▸ **THE PROBLEM**
Reproduce every entry in the listing without alteration.

──────── DATASET RECORDS ────────

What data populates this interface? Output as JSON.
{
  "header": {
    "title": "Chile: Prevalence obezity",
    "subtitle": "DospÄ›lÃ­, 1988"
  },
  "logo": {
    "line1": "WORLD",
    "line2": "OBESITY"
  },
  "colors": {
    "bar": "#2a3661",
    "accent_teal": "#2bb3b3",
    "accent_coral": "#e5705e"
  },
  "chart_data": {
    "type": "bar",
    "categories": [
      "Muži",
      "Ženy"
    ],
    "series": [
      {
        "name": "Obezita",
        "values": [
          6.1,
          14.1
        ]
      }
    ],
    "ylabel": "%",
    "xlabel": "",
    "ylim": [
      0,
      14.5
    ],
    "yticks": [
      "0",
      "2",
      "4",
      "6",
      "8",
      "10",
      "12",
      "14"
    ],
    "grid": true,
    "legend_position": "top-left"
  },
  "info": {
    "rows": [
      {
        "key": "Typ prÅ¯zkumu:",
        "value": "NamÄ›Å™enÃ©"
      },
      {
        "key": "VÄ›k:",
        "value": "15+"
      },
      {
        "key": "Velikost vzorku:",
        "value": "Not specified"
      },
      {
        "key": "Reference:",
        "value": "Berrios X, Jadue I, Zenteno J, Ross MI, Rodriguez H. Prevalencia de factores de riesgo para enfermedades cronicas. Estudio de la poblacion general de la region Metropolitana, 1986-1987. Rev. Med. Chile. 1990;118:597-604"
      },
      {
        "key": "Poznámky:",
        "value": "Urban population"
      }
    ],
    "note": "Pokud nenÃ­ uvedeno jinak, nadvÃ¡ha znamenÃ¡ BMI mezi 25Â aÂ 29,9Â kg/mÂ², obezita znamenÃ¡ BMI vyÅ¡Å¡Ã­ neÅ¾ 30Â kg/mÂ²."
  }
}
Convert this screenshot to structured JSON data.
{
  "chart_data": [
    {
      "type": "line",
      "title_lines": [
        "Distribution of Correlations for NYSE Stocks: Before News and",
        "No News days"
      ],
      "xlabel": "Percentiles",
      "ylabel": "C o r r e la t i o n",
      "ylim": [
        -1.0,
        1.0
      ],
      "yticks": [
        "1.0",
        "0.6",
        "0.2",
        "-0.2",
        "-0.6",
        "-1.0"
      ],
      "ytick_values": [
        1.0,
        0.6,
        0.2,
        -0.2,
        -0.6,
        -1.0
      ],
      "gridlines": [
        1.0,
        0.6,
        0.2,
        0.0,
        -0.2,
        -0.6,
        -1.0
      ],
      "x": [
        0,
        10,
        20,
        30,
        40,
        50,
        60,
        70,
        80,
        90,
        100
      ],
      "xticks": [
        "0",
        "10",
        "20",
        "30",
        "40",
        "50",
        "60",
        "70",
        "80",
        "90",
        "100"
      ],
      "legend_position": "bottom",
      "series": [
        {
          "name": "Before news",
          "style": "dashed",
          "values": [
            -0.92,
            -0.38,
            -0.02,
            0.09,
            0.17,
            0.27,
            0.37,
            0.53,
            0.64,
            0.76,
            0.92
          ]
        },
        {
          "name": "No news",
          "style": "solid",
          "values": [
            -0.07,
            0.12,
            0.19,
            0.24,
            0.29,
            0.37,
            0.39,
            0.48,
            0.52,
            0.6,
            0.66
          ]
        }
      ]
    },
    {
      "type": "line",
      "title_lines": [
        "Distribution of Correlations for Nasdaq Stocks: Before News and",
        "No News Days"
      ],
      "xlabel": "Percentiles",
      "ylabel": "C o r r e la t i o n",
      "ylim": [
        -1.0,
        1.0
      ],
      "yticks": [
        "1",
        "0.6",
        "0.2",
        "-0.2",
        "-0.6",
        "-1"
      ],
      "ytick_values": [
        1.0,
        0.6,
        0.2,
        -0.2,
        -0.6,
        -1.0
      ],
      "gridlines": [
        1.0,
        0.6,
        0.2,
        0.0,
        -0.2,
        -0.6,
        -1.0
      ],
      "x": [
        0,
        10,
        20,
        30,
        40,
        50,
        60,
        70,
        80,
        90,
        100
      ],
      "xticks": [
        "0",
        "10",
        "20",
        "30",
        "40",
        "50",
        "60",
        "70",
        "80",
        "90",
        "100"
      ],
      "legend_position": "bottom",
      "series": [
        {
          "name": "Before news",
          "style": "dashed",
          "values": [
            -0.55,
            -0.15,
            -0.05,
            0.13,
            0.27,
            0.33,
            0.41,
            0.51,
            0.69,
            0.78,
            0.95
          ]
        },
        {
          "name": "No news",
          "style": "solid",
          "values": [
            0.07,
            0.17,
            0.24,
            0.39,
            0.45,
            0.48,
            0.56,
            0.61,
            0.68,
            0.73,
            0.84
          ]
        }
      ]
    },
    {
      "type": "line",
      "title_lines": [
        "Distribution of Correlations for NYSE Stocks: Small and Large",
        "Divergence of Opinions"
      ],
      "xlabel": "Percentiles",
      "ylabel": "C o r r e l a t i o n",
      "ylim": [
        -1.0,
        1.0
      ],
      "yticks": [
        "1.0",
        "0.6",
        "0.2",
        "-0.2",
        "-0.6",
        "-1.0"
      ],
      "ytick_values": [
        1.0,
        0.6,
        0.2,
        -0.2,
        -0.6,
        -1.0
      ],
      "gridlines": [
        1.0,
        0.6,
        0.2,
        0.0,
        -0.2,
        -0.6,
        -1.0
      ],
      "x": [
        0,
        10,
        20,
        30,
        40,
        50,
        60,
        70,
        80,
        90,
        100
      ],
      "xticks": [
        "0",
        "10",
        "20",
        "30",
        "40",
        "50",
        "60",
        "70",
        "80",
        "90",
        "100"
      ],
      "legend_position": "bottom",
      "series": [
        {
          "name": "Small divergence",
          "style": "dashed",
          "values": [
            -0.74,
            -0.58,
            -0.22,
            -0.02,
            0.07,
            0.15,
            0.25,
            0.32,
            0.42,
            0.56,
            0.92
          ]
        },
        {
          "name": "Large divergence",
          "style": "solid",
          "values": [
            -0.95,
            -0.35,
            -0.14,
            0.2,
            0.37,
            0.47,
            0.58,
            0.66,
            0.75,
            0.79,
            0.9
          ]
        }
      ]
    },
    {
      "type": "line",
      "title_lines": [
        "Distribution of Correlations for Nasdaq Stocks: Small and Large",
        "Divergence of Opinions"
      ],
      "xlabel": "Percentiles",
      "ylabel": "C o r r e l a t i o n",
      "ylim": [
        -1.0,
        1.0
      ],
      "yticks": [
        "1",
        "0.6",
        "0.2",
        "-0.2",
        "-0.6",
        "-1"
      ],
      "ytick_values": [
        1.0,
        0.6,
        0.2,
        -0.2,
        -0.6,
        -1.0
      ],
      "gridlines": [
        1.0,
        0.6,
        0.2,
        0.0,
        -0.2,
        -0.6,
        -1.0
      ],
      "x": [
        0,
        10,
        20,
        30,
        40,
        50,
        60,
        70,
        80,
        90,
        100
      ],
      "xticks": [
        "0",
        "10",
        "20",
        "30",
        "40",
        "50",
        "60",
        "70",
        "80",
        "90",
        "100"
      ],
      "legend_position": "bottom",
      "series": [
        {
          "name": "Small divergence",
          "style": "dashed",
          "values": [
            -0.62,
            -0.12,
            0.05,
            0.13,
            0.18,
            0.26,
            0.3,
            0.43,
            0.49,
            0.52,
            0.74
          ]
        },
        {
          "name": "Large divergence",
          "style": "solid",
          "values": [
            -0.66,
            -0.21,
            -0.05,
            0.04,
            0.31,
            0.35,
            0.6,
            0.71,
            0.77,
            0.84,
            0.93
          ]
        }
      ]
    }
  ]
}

────────

▸ **SOLUTION FOR THIS EXERCISE**
What data populates this interface? Output as JSON.
{
  "header": {
    "title": "Chile: Prevalence obezity",
    "subtitle": "DospÄ›lÃ­, 1988"
  },
  "logo": {
    "line1": "WORLD",
    "line2": "OBESITY"
  },
  "colors": {
    "bar": "#2a3661",
    "accent_teal": "#2bb3b3",
    "accent_coral": "#e5705e"
  },
  "chart_data": {
    "type": "bar",
    "categories": [
      "Muži",
      "Ženy"
    ],
    "series": [
      {
        "name": "Obezita",
        "values": [
          6.1,
          14.1
        ]
      }
    ],
    "ylabel": "%",
    "xlabel": "",
    "ylim": [
      0,
      14.5
    ],
    "yticks": [
      "0",
      "2",
      "4",
      "6",
      "8",
      "10",
      "12",
      "14"
    ],
    "grid": true,
    "legend_position": "top-left"
  },
  "info": {
    "rows": [
      {
        "key": "Typ prÅ¯zkumu:",
        "value": "NamÄ›Å™enÃ©"
      },
      {
        "key": "VÄ›k:",
        "value": "15+"
      },
      {
        "key": "Velikost vzorku:",
        "value": "Not specified"
      },
      {
        "key": "Reference:",
        "value": "Berrios X, Jadue I, Zenteno J, Ross MI, Rodriguez H. Prevalencia de factores de riesgo para enfermedades cronicas. Estudio de la poblacion general de la region Metropolitana, 1986-1987. Rev. Med. Chile. 1990;118:597-604"
      },
      {
        "key": "Poznámky:",
        "value": "Urban population"
      }
    ],
    "note": "Pokud nenÃ­ uvedeno jinak, nadvÃ¡ha znamenÃ¡ BMI mezi 25Â aÂ 29,9Â kg/mÂ², obezita znamenÃ¡ BMI vyÅ¡Å¡Ã­ neÅ¾ 30Â kg/mÂ²."
  }
}
Convert this screenshot to structured JSON data.
{
  "chart_data": [
    {
      "type": "line",
      "title_lines": [
        "Distribution of Correlations for NYSE Stocks: Before News and",
        "No News days"
      ],
      "xlabel": "Percentiles",
      "ylabel": "C o r r e la t i o n",
      "ylim": [
        -1.0,
        1.0
      ],
      "yticks": [
        "1.0",
        "0.6",
        "0.2",
        "-0.2",
        "-0.6",
        "-1.0"
      ],
      "ytick_values": [
        1.0,
        0.6,
        0.2,
        -0.2,
        -0.6,
        -1.0
      ],
      "gridlines": [
        1.0,
        0.6,
        0.2,
        0.0,
        -0.2,
        -0.6,
        -1.0
      ],
      "x": [
        0,
        10,
        20,
        30,
        40,
        50,
        60,
        70,
        80,
        90,
        100
      ],
      "xticks": [
        "0",
        "10",
        "20",
        "30",
        "40",
        "50",
        "60",
        "70",
        "80",
        "90",
        "100"
      ],
      "legend_position": "bottom",
      "series": [
        {
          "name": "Before news",
          "style": "dashed",
          "values": [
            -0.92,
            -0.38,
            -0.02,
            0.09,
            0.17,
            0.27,
            0.37,
            0.53,
            0.64,
            0.76,
            0.92
          ]
        },
        {
          "name": "No news",
          "style": "solid",
          "values": [
            -0.07,
            0.12,
            0.19,
            0.24,
            0.29,
            0.37,
            0.39,
            0.48,
            0.52,
            0.6,
            0.66
          ]
        }
      ]
    },
    {
      "type": "line",
      "title_lines": [
        "Distribution of Correlations for Nasdaq Stocks: Before News and",
        "No News Days"
      ],
      "xlabel": "Percentiles",
      "ylabel": "C o r r e la t i o n",
      "ylim": [
        -1.0,
        1.0
      ],
      "yticks": [
        "1",
        "0.6",
        "0.2",
        "-0.2",
        "-0.6",
        "-1"
      ],
      "ytick_values": [
        1.0,
        0.6,
        0.2,
        -0.2,
        -0.6,
        -1.0
      ],
      "gridlines": [
        1.0,
        0.6,
        0.2,
        0.0,
        -0.2,
        -0.6,
        -1.0
      ],
      "x": [
        0,
        10,
        20,
        30,
        40,
        50,
        60,
        70,
        80,
        90,
        100
      ],
      "xticks": [
        "0",
        "10",
        "20",
        "30",
        "40",
        "50",
        "60",
        "70",
        "80",
        "90",
        "100"
      ],
      "legend_position": "bottom",
      "series": [
        {
          "name": "Before news",
          "style": "dashed",
          "values": [
            -0.55,
            -0.15,
            -0.05,
            0.13,
            0.27,
            0.33,
            0.41,
            0.51,
            0.69,
            0.78,
            0.95
          ]
        },
        {
          "name": "No news",
          "style": "solid",
          "values": [
            0.07,
            0.17,
            0.24,
            0.39,
            0.45,
            0.48,
            0.56,
            0.61,
            0.68,
            0.73,
            0.84
          ]
        }
      ]
    },
    {
      "type": "line",
      "title_lines": [
        "Distribution of Correlations for NYSE Stocks: Small and Large",
        "Divergence of Opinions"
      ],
      "xlabel": "Percentiles",
      "ylabel": "C o r r e l a t i o n",
      "ylim": [
        -1.0,
        1.0
      ],
      "yticks": [
        "1.0",
        "0.6",
        "0.2",
        "-0.2",
        "-0.6",
        "-1.0"
      ],
      "ytick_values": [
        1.0,
        0.6,
        0.2,
        -0.2,
        -0.6,
        -1.0
      ],
      "gridlines": [
        1.0,
        0.6,
        0.2,
        0.0,
        -0.2,
        -0.6,
        -1.0
      ],
      "x": [
        0,
        10,
        20,
        30,
        40,
        50,
        60,
        70,
        80,
        90,
        100
      ],
      "xticks": [
        "0",
        "10",
        "20",
        "30",
        "40",
        "50",
        "60",
        "70",
        "80",
        "90",
        "100"
      ],
      "legend_position": "bottom",
      "series": [
        {
          "name": "Small divergence",
          "style": "dashed",
          "values": [
            -0.74,
            -0.58,
            -0.22,
            -0.02,
            0.07,
            0.15,
            0.25,
            0.32,
            0.42,
            0.56,
            0.92
          ]
        },
        {
          "name": "Large divergence",
          "style": "solid",
          "values": [
            -0.95,
            -0.35,
            -0.14,
            0.2,
            0.37,
            0.47,
            0.58,
            0.66,
            0.75,
            0.79,
            0.9
          ]
        }
      ]
    },
    {
      "type": "line",
      "title_lines": [
        "Distribution of Correlations for Nasdaq Stocks: Small and Large",
        "Divergence of Opinions"
      ],
      "xlabel": "Percentiles",
      "ylabel": "C o r r e l a t i o n",
      "ylim": [
        -1.0,
        1.0
      ],
      "yticks": [
        "1",
        "0.6",
        "0.2",
        "-0.2",
        "-0.6",
        "-1"
      ],
      "ytick_values": [
        1.0,
        0.6,
        0.2,
        -0.2,
        -0.6,
        -1.0
      ],
      "gridlines": [
        1.0,
        0.6,
        0.2,
        0.0,
        -0.2,
        -0.6,
        -1.0
      ],
      "x": [
        0,
        10,
        20,
        30,
        40,
        50,
        60,
        70,
        80,
        90,
        100
      ],
      "xticks": [
        "0",
        "10",
        "20",
        "30",
        "40",
        "50",
        "60",
        "70",
        "80",
        "90",
        "100"
      ],
      "legend_position": "bottom",
      "series": [
        {
          "name": "Small divergence",
          "style": "dashed",
          "values": [
            -0.62,
            -0.12,
            0.05,
            0.13,
            0.18,
            0.26,
            0.3,
            0.43,
            0.49,
            0.52,
            0.74
          ]
        },
        {
          "name": "Large divergence",
          "style": "solid",
          "values": [
            -0.66,
            -0.21,
            -0.05,
            0.04,
            0.31,
            0.35,
            0.6,
            0.71,
            0.77,
            0.84,
            0.93
          ]
        }
      ]
    }
  ]
}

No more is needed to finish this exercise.